**WHAT THE EXERCISE ASKS:**
Count every line below in which "ciego" occurs, then give only the count.
┄┄┄┄┄┄┄┄┄┄
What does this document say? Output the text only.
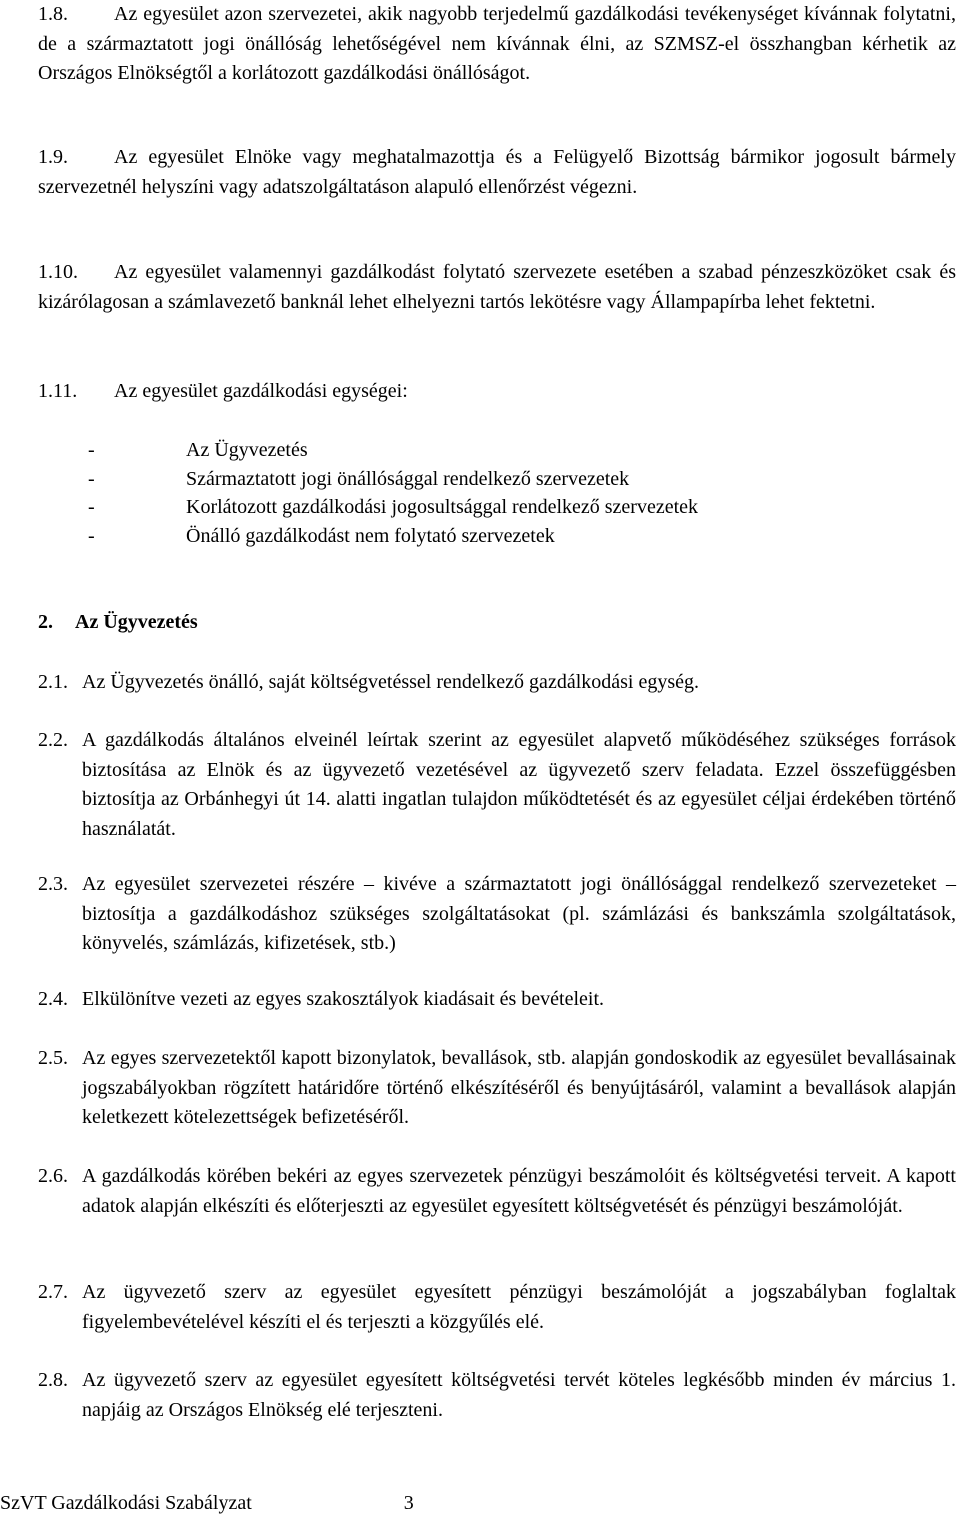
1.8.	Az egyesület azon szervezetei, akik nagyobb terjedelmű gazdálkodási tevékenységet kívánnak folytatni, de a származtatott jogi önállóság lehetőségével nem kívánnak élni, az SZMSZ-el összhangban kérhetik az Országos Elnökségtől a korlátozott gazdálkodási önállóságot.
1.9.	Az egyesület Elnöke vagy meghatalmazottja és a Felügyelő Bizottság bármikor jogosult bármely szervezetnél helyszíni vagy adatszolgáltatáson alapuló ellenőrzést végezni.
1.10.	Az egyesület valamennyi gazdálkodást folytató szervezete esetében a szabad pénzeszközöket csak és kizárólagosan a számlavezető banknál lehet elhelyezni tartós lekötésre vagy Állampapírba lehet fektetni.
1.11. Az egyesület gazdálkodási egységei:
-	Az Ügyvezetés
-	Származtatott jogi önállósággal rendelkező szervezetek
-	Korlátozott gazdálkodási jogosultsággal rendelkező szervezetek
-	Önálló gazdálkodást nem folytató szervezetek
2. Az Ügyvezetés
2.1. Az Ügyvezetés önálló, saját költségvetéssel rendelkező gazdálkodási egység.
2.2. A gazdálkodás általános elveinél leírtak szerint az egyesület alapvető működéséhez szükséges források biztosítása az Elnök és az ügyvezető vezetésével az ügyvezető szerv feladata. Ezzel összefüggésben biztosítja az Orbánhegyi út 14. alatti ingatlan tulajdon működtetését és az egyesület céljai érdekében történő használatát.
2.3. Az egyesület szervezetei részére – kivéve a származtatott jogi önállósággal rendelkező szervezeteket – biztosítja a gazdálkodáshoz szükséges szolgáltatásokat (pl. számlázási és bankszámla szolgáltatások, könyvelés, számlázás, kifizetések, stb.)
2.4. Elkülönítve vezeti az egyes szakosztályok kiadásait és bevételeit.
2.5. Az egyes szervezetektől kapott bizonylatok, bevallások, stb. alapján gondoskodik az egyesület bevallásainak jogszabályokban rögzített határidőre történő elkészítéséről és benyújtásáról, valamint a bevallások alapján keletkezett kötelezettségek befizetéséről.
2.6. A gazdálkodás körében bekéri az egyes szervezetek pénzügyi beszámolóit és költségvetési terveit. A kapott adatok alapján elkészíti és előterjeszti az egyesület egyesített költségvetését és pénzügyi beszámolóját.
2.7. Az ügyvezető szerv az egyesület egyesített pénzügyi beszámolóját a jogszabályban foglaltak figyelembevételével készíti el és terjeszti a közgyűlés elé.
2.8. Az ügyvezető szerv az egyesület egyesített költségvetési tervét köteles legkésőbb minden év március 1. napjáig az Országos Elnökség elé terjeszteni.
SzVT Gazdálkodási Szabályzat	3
┄┄┄┄┄┄┄┄┄┄
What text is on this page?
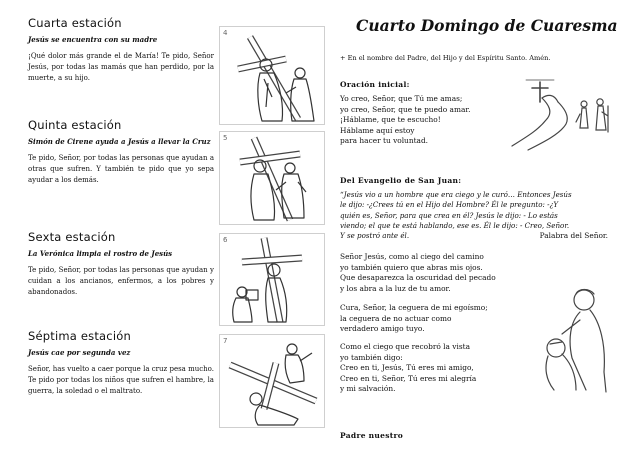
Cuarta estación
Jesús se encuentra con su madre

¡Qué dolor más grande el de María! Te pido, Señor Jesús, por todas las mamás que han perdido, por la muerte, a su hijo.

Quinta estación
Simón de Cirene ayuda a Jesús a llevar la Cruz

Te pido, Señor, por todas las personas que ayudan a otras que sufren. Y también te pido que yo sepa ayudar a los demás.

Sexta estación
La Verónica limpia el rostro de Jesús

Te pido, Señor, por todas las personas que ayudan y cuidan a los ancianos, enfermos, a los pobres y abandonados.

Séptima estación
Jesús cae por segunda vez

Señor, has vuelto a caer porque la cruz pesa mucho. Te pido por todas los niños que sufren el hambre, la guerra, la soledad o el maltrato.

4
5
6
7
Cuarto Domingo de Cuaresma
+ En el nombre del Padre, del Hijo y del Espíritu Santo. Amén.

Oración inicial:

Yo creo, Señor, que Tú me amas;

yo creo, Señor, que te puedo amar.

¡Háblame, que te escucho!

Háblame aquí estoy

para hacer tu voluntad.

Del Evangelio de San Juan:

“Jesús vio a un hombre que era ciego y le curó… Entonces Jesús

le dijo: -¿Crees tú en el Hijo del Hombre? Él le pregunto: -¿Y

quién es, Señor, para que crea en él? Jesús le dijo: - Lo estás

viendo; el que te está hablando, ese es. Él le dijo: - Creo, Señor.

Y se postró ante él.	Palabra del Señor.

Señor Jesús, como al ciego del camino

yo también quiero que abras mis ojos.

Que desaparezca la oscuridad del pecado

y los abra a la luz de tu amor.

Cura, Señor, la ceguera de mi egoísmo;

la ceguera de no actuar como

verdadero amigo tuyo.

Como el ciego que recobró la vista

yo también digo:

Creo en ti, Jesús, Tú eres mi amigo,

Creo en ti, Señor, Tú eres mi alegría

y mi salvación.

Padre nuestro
┄┄┄┄┄┄┄┄┄┄
**WRITTEN ANSWER:**
3